--- START Available data ---
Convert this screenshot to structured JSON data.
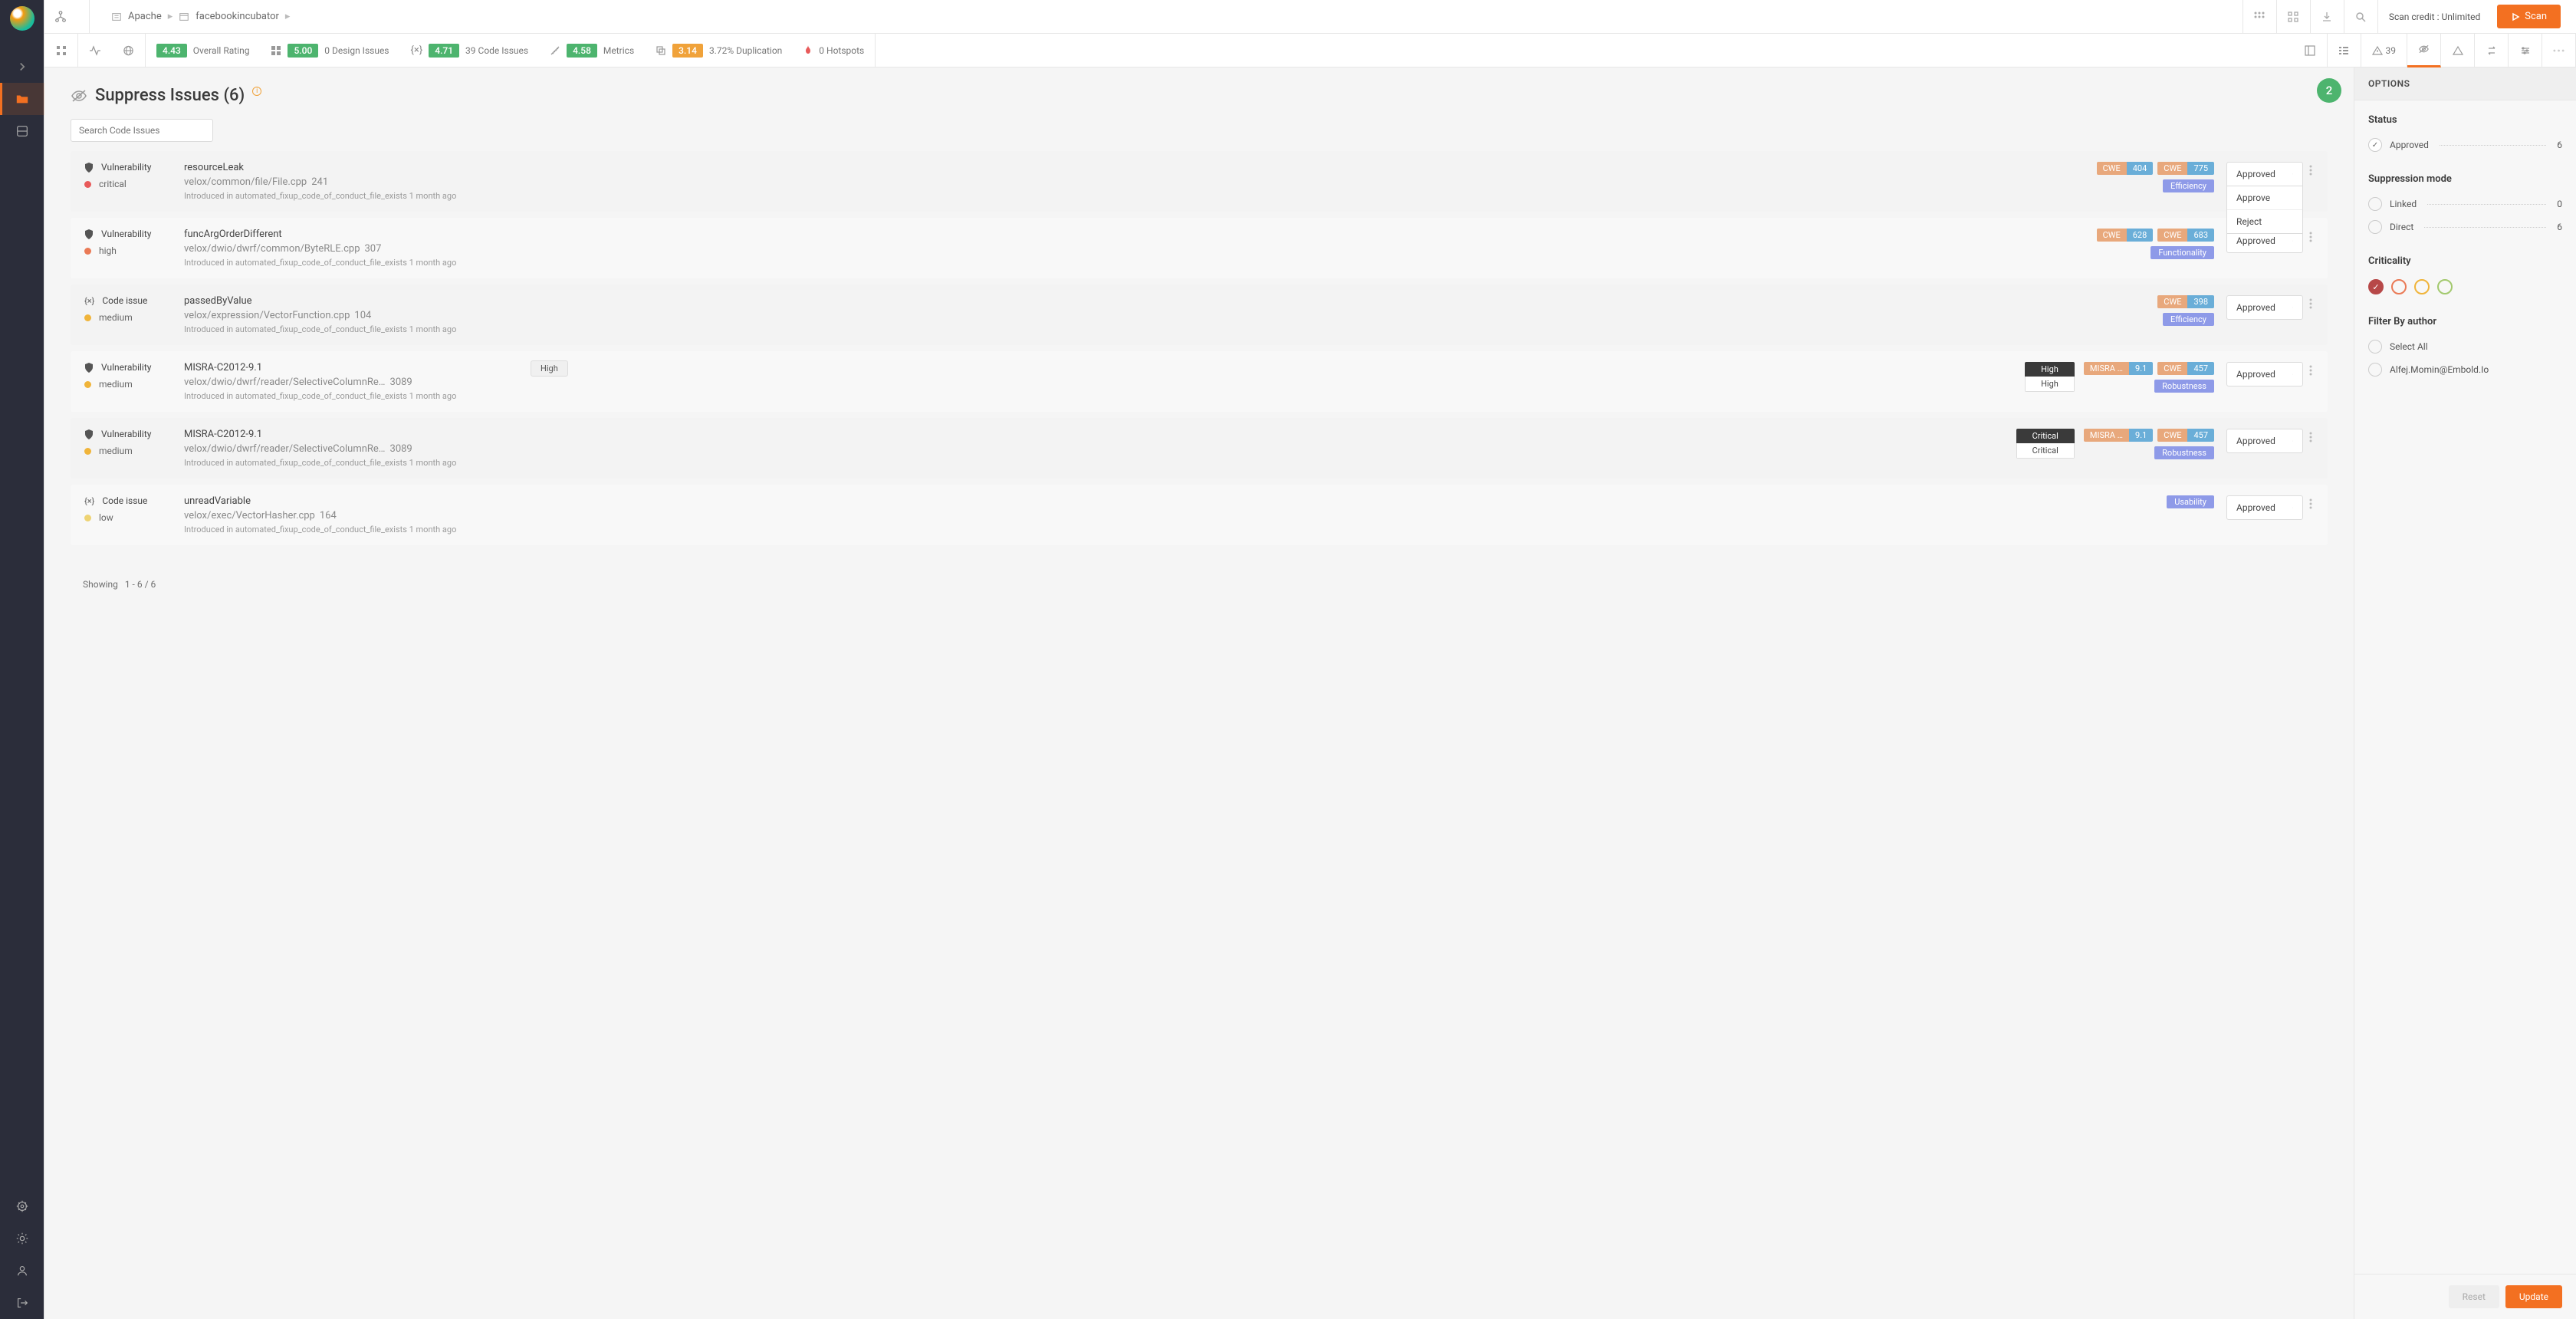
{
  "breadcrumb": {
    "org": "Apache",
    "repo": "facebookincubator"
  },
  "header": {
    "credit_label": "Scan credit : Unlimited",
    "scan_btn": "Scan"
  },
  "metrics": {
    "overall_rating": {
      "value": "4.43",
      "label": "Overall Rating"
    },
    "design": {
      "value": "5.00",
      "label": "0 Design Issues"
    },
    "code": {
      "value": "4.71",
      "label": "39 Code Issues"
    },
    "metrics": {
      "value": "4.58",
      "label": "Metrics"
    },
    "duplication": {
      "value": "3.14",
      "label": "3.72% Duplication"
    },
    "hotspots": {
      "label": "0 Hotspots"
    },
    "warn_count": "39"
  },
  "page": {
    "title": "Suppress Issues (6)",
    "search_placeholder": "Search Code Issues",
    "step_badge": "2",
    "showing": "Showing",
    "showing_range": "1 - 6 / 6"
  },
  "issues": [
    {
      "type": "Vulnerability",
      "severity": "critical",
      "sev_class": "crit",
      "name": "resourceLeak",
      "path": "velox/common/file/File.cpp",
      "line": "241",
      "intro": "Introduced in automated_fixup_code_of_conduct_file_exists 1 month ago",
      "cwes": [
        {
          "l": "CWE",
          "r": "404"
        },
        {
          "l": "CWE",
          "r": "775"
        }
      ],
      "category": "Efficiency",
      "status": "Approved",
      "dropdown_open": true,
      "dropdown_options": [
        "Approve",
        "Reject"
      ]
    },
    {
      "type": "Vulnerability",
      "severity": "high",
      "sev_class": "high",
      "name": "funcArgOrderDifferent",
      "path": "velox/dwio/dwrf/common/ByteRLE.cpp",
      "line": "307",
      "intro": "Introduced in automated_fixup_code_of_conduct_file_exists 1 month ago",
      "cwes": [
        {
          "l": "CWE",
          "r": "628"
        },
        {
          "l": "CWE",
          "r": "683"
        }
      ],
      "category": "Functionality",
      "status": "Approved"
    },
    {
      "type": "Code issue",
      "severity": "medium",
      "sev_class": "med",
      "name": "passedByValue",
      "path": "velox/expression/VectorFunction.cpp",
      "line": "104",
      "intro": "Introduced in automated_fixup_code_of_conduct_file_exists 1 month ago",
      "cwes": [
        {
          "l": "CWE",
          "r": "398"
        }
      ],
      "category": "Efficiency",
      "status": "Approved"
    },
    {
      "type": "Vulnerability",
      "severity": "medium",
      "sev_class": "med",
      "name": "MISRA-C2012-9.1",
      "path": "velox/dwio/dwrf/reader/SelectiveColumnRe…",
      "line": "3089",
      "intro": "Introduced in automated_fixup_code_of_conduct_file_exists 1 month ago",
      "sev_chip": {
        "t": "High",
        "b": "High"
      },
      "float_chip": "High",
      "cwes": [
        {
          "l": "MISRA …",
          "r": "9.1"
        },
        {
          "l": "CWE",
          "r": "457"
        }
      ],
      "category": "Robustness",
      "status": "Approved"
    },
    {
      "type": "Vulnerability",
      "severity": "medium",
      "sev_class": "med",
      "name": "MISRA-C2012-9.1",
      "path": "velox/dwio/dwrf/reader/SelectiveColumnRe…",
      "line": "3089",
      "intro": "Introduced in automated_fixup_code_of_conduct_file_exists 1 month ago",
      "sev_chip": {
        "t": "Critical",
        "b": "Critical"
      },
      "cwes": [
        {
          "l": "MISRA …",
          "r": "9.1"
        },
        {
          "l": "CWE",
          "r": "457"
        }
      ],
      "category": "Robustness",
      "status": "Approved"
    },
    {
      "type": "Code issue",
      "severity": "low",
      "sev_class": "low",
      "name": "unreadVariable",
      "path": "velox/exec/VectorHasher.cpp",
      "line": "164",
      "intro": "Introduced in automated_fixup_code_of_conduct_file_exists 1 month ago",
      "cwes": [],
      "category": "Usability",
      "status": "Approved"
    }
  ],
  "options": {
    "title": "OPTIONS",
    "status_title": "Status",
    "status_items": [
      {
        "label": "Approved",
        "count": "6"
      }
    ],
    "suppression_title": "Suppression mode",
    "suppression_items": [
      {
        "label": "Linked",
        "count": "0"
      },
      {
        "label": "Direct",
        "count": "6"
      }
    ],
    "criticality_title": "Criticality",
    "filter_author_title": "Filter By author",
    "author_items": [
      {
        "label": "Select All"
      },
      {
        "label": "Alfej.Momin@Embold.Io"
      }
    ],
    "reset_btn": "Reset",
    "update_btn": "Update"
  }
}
--- END Available data ---
List every line above containing the word "name".

**Exercise response:**
      "name": "resourceLeak",
      "name": "funcArgOrderDifferent",
      "name": "passedByValue",
      "name": "MISRA-C2012-9.1",
      "name": "MISRA-C2012-9.1",
      "name": "unreadVariable",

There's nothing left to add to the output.